▶ Work required: Present the items, from the beginning through the line containing "guest-button[interactable]: GUEST: [1024, 780, 1358, 854]", as a numbered list, with blank lines left out.

▶ Data for this task:
____________

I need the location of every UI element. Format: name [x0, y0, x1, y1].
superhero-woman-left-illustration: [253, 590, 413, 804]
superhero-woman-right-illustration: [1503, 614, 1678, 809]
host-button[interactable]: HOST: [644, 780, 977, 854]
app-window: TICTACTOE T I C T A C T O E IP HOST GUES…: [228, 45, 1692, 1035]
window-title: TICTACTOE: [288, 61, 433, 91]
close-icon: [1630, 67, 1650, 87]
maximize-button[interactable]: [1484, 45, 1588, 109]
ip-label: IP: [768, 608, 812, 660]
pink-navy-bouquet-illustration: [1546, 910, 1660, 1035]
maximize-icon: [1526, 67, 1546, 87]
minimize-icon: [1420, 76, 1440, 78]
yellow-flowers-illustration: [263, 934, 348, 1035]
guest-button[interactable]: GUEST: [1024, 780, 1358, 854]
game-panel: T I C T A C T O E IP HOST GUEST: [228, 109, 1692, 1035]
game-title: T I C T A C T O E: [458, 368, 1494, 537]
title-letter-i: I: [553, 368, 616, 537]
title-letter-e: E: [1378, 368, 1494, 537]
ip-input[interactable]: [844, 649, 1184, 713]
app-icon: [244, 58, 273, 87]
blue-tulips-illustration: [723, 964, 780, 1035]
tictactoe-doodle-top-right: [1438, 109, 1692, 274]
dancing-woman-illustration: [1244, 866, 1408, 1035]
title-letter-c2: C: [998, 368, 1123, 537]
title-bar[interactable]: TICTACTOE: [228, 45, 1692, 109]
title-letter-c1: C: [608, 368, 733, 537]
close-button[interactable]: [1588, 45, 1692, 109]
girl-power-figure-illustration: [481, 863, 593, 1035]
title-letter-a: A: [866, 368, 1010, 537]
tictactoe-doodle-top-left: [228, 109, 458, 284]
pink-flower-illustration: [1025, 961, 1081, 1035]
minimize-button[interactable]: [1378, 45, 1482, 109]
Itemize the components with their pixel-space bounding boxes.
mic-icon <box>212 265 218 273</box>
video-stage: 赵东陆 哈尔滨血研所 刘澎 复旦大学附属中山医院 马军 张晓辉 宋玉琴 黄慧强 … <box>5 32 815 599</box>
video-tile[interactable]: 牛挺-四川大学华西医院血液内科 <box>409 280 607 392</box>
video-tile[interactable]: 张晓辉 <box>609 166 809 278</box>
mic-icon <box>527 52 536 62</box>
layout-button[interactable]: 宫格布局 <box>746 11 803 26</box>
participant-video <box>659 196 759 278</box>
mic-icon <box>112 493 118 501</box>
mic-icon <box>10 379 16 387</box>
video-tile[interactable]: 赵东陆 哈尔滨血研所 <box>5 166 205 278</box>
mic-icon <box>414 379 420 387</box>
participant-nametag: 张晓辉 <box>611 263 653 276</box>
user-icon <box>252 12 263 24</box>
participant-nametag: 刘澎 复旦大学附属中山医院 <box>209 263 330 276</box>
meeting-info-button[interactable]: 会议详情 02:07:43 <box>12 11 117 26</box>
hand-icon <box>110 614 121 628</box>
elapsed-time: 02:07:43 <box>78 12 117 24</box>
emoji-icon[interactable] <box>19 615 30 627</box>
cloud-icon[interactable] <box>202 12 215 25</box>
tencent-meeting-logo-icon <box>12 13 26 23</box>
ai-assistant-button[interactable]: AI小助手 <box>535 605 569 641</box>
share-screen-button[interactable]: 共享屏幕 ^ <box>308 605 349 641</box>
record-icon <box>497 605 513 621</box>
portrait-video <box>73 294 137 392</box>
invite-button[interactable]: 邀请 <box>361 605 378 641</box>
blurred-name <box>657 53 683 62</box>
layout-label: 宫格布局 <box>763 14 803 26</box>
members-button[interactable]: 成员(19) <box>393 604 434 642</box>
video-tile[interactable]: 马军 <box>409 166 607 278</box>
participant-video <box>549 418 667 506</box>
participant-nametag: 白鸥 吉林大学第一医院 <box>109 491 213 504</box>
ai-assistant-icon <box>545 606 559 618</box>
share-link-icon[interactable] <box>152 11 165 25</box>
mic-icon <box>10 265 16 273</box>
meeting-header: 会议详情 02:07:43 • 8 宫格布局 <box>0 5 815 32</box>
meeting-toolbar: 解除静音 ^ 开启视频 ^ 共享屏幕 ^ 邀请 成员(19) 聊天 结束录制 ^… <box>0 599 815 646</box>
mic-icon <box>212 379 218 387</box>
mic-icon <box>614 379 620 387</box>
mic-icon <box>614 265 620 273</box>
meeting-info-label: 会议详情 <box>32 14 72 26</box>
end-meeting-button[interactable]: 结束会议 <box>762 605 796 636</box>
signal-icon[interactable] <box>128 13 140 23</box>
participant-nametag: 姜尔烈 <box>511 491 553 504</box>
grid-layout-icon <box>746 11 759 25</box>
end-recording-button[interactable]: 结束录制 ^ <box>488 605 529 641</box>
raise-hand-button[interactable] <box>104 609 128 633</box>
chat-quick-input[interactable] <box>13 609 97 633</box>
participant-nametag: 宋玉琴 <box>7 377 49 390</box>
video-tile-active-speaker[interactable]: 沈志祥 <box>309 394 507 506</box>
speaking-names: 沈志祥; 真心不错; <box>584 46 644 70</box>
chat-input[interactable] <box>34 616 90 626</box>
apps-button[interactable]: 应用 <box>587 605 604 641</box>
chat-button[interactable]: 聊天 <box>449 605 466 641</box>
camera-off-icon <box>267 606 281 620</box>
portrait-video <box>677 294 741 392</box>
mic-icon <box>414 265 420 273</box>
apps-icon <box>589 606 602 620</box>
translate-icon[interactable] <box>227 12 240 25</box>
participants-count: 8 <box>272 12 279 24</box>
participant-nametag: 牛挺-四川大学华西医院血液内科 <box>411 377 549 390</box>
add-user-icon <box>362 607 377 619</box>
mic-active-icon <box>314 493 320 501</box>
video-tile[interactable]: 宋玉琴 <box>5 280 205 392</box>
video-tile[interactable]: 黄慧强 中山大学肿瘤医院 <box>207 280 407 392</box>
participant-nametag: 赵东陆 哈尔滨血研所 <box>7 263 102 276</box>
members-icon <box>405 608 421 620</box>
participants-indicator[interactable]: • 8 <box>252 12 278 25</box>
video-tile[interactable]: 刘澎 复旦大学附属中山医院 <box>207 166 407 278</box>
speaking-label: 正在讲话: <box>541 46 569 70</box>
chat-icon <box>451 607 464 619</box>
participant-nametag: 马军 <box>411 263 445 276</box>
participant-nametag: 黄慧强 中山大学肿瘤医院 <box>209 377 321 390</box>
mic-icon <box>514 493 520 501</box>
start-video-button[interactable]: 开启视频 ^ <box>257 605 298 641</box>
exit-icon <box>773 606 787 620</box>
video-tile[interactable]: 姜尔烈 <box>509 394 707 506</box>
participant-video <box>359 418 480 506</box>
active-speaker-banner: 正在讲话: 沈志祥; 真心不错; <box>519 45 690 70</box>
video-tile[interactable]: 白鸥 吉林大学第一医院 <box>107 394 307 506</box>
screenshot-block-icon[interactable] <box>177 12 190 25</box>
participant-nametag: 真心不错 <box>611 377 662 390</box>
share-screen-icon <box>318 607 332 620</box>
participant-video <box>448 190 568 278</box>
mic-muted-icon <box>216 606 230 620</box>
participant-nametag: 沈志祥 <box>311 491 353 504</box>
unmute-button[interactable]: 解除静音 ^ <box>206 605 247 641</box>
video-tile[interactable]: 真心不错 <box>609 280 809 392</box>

____________

▶ In response:
1. I need the location of every UI element. Format: name [x0, y0, x1, y1].
2. superhero-woman-left-illustration: [253, 590, 413, 804]
3. superhero-woman-right-illustration: [1503, 614, 1678, 809]
4. host-button[interactable]: HOST: [644, 780, 977, 854]
5. app-window: TICTACTOE T I C T A C T O E IP HOST GUES…: [228, 45, 1692, 1035]
6. window-title: TICTACTOE: [288, 61, 433, 91]
7. close-icon: [1630, 67, 1650, 87]
8. maximize-button[interactable]: [1484, 45, 1588, 109]
9. ip-label: IP: [768, 608, 812, 660]
10. pink-navy-bouquet-illustration: [1546, 910, 1660, 1035]
11. maximize-icon: [1526, 67, 1546, 87]
12. minimize-icon: [1420, 76, 1440, 78]
13. yellow-flowers-illustration: [263, 934, 348, 1035]
14. guest-button[interactable]: GUEST: [1024, 780, 1358, 854]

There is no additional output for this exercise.